> _SET PROBLEM_
Your job is to restate each entry word for word.

(Stored data)
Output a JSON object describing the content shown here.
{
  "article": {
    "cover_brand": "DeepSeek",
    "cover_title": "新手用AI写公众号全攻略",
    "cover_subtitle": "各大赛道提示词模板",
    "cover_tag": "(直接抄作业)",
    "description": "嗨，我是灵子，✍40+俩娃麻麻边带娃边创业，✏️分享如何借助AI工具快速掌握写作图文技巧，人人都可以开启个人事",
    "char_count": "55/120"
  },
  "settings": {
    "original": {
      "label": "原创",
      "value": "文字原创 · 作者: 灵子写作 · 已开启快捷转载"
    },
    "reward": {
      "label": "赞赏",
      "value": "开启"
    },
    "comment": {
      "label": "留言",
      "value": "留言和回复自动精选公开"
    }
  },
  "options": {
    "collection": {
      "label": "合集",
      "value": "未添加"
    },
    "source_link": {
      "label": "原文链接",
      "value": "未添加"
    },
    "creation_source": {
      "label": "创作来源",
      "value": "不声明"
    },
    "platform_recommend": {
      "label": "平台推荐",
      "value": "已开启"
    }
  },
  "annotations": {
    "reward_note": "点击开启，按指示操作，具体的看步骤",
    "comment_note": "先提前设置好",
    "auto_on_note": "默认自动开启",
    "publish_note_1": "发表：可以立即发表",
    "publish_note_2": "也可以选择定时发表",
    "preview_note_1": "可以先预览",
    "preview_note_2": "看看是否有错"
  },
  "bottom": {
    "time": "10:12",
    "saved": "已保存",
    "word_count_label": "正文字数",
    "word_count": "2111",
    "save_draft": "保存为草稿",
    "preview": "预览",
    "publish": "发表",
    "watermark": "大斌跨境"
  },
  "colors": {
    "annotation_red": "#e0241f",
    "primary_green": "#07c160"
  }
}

> _SOLUTION TO THE PROBLEM_
Output a JSON object describing the content shown here.
{
  "article": {
    "cover_brand": "DeepSeek",
    "cover_title": "新手用AI写公众号全攻略",
    "cover_subtitle": "各大赛道提示词模板",
    "cover_tag": "(直接抄作业)",
    "description": "嗨，我是灵子，✍40+俩娃麻麻边带娃边创业，✏️分享如何借助AI工具快速掌握写作图文技巧，人人都可以开启个人事",
    "char_count": "55/120"
  },
  "settings": {
    "original": {
      "label": "原创",
      "value": "文字原创 · 作者: 灵子写作 · 已开启快捷转载"
    },
    "reward": {
      "label": "赞赏",
      "value": "开启"
    },
    "comment": {
      "label": "留言",
      "value": "留言和回复自动精选公开"
    }
  },
  "options": {
    "collection": {
      "label": "合集",
      "value": "未添加"
    },
    "source_link": {
      "label": "原文链接",
      "value": "未添加"
    },
    "creation_source": {
      "label": "创作来源",
      "value": "不声明"
    },
    "platform_recommend": {
      "label": "平台推荐",
      "value": "已开启"
    }
  },
  "annotations": {
    "reward_note": "点击开启，按指示操作，具体的看步骤",
    "comment_note": "先提前设置好",
    "auto_on_note": "默认自动开启",
    "publish_note_1": "发表：可以立即发表",
    "publish_note_2": "也可以选择定时发表",
    "preview_note_1": "可以先预览",
    "preview_note_2": "看看是否有错"
  },
  "bottom": {
    "time": "10:12",
    "saved": "已保存",
    "word_count_label": "正文字数",
    "word_count": "2111",
    "save_draft": "保存为草稿",
    "preview": "预览",
    "publish": "发表",
    "watermark": "大斌跨境"
  },
  "colors": {
    "annotation_red": "#e0241f",
    "primary_green": "#07c160"
  }
}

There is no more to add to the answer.